## PROBLEM
Across the entries below, how many lines contain the word "compensator"? Give the number alone.

## INPUT ROWS
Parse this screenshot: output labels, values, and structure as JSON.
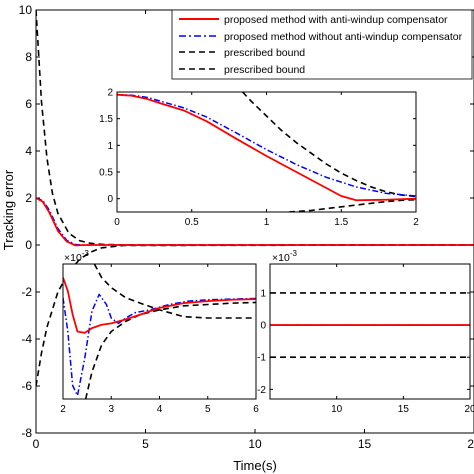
{
  "colors": {
    "with_aw": "#ff0000",
    "without_aw": "#0000ff",
    "bound": "#000000",
    "axes": "#000000",
    "background": "#ffffff"
  },
  "chart_data": [
    {
      "id": "main",
      "type": "line",
      "xlabel": "Time(s)",
      "ylabel": "Tracking error",
      "xlim": [
        0,
        20
      ],
      "ylim": [
        -8,
        10
      ],
      "xticks": [
        0,
        5,
        10,
        15,
        20
      ],
      "yticks": [
        -8,
        -6,
        -4,
        -2,
        0,
        2,
        4,
        6,
        8,
        10
      ],
      "legend": {
        "placement": "top-right",
        "entries": [
          {
            "label": "proposed method with anti-windup compensator",
            "style": "solid",
            "color": "#ff0000"
          },
          {
            "label": "proposed method without anti-windup compensator",
            "style": "dashdot",
            "color": "#0000ff"
          },
          {
            "label": "prescribed bound",
            "style": "dashed",
            "color": "#000000"
          },
          {
            "label": "prescribed bound",
            "style": "dashed",
            "color": "#000000"
          }
        ]
      },
      "series": [
        {
          "key": "with_aw",
          "x": [
            0,
            0.3,
            0.6,
            1.0,
            1.4,
            1.8,
            2.2,
            2.6,
            3.0,
            20
          ],
          "y": [
            2.0,
            1.85,
            1.4,
            0.6,
            0.15,
            -0.02,
            0.0,
            0.0,
            0.0,
            0.0
          ]
        },
        {
          "key": "without_aw",
          "x": [
            0,
            0.3,
            0.6,
            1.0,
            1.4,
            1.8,
            2.2,
            2.6,
            3.0,
            20
          ],
          "y": [
            2.0,
            1.9,
            1.5,
            0.7,
            0.2,
            0.02,
            -0.01,
            0.0,
            0.0,
            0.0
          ]
        },
        {
          "key": "upper_bound",
          "x": [
            0,
            0.25,
            0.5,
            0.75,
            1.0,
            1.5,
            2.0,
            2.5,
            3.0,
            4.0,
            20
          ],
          "y": [
            10.0,
            6.1,
            3.7,
            2.2,
            1.35,
            0.5,
            0.18,
            0.07,
            0.03,
            0.002,
            0.001
          ]
        },
        {
          "key": "lower_bound",
          "x": [
            0,
            0.25,
            0.5,
            1.0,
            1.5,
            2.0,
            2.5,
            3.0,
            4.0,
            20
          ],
          "y": [
            -6.0,
            -4.6,
            -3.5,
            -2.0,
            -1.15,
            -0.6,
            -0.3,
            -0.12,
            -0.02,
            -0.001
          ]
        }
      ]
    },
    {
      "id": "inset_top",
      "type": "line",
      "xlim": [
        0,
        2
      ],
      "ylim": [
        -0.25,
        2
      ],
      "xticks": [
        0,
        0.5,
        1,
        1.5,
        2
      ],
      "xtick_labels": [
        "0",
        "0.5",
        "1",
        "1.5",
        "2"
      ],
      "yticks": [
        0,
        0.5,
        1,
        1.5,
        2
      ],
      "ytick_labels": [
        "0",
        "0.5",
        "1",
        "1.5",
        "2"
      ],
      "series": [
        {
          "key": "with_aw",
          "x": [
            0,
            0.1,
            0.2,
            0.3,
            0.45,
            0.6,
            0.8,
            1.0,
            1.2,
            1.4,
            1.5,
            1.6,
            1.8,
            2.0
          ],
          "y": [
            1.95,
            1.93,
            1.87,
            1.78,
            1.65,
            1.45,
            1.12,
            0.8,
            0.5,
            0.2,
            0.05,
            -0.03,
            -0.02,
            0.0
          ]
        },
        {
          "key": "without_aw",
          "x": [
            0,
            0.1,
            0.2,
            0.3,
            0.45,
            0.6,
            0.8,
            1.0,
            1.2,
            1.4,
            1.6,
            1.8,
            2.0
          ],
          "y": [
            1.95,
            1.94,
            1.9,
            1.82,
            1.7,
            1.53,
            1.23,
            0.92,
            0.64,
            0.4,
            0.22,
            0.1,
            0.05
          ]
        },
        {
          "key": "upper_bound",
          "x": [
            0.84,
            0.9,
            1.0,
            1.1,
            1.2,
            1.3,
            1.4,
            1.5,
            1.6,
            1.7,
            1.8,
            1.9,
            2.0
          ],
          "y": [
            2.0,
            1.82,
            1.55,
            1.28,
            1.05,
            0.85,
            0.65,
            0.48,
            0.34,
            0.22,
            0.13,
            0.07,
            0.04
          ]
        },
        {
          "key": "lower_bound",
          "x": [
            1.15,
            1.3,
            1.45,
            1.6,
            1.75,
            1.9,
            2.0
          ],
          "y": [
            -0.25,
            -0.22,
            -0.17,
            -0.12,
            -0.07,
            -0.03,
            -0.02
          ]
        }
      ]
    },
    {
      "id": "inset_bottom_left",
      "type": "line",
      "exponent_label": "×10",
      "exponent_power": "-3",
      "xlim": [
        2,
        6
      ],
      "ylim": [
        -15,
        5
      ],
      "xticks": [
        2,
        3,
        4,
        5,
        6
      ],
      "xtick_labels": [
        "2",
        "3",
        "4",
        "5",
        "6"
      ],
      "yticks": [],
      "series": [
        {
          "key": "with_aw",
          "x": [
            2.0,
            2.1,
            2.2,
            2.3,
            2.45,
            2.6,
            2.8,
            3.0,
            3.3,
            3.6,
            4.0,
            4.5,
            5.0,
            5.5,
            6.0
          ],
          "y": [
            3.0,
            1.0,
            -2.5,
            -5.0,
            -5.2,
            -4.5,
            -4.0,
            -3.8,
            -3.2,
            -2.5,
            -1.5,
            -0.8,
            -0.5,
            -0.3,
            -0.2
          ]
        },
        {
          "key": "without_aw",
          "x": [
            2.0,
            2.1,
            2.2,
            2.3,
            2.45,
            2.6,
            2.75,
            2.9,
            3.0,
            3.15,
            3.3,
            3.5,
            3.8,
            4.2,
            4.6,
            5.0,
            5.5,
            6.0
          ],
          "y": [
            0.0,
            -5.0,
            -13.0,
            -14.5,
            -9.0,
            -2.0,
            0.5,
            -1.0,
            -3.0,
            -3.8,
            -3.0,
            -2.2,
            -1.8,
            -1.0,
            -0.5,
            -0.3,
            -0.2,
            -0.1
          ]
        },
        {
          "key": "upper_bound",
          "x": [
            2.65,
            2.8,
            3.0,
            3.3,
            3.6,
            4.0,
            4.5,
            5.0,
            5.5,
            6.0
          ],
          "y": [
            5.0,
            3.0,
            1.5,
            0.0,
            -0.8,
            -1.8,
            -2.8,
            -3.0,
            -3.0,
            -3.0
          ]
        },
        {
          "key": "lower_bound",
          "x": [
            2.47,
            2.6,
            2.8,
            3.0,
            3.3,
            3.6,
            4.0,
            4.5,
            5.0,
            5.5,
            6.0
          ],
          "y": [
            -15.0,
            -11.0,
            -7.0,
            -5.0,
            -3.5,
            -2.5,
            -1.8,
            -1.2,
            -1.0,
            -0.8,
            -0.7
          ]
        }
      ]
    },
    {
      "id": "inset_bottom_right",
      "type": "line",
      "exponent_label": "×10",
      "exponent_power": "-3",
      "xlim": [
        5,
        20
      ],
      "ylim": [
        -2.3,
        1.9
      ],
      "xticks": [
        10,
        15,
        20
      ],
      "xtick_labels": [
        "10",
        "15",
        "20"
      ],
      "yticks": [
        -2,
        -1,
        0,
        1
      ],
      "ytick_labels": [
        "-2",
        "-1",
        "0",
        "1"
      ],
      "series": [
        {
          "key": "with_aw",
          "x": [
            5,
            20
          ],
          "y": [
            0,
            0
          ]
        },
        {
          "key": "without_aw",
          "x": [
            5,
            20
          ],
          "y": [
            0,
            0
          ]
        },
        {
          "key": "upper_bound",
          "x": [
            5,
            20
          ],
          "y": [
            1,
            1
          ]
        },
        {
          "key": "lower_bound",
          "x": [
            5,
            20
          ],
          "y": [
            -1,
            -1
          ]
        }
      ]
    }
  ]
}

## EXERCISE RESULT
2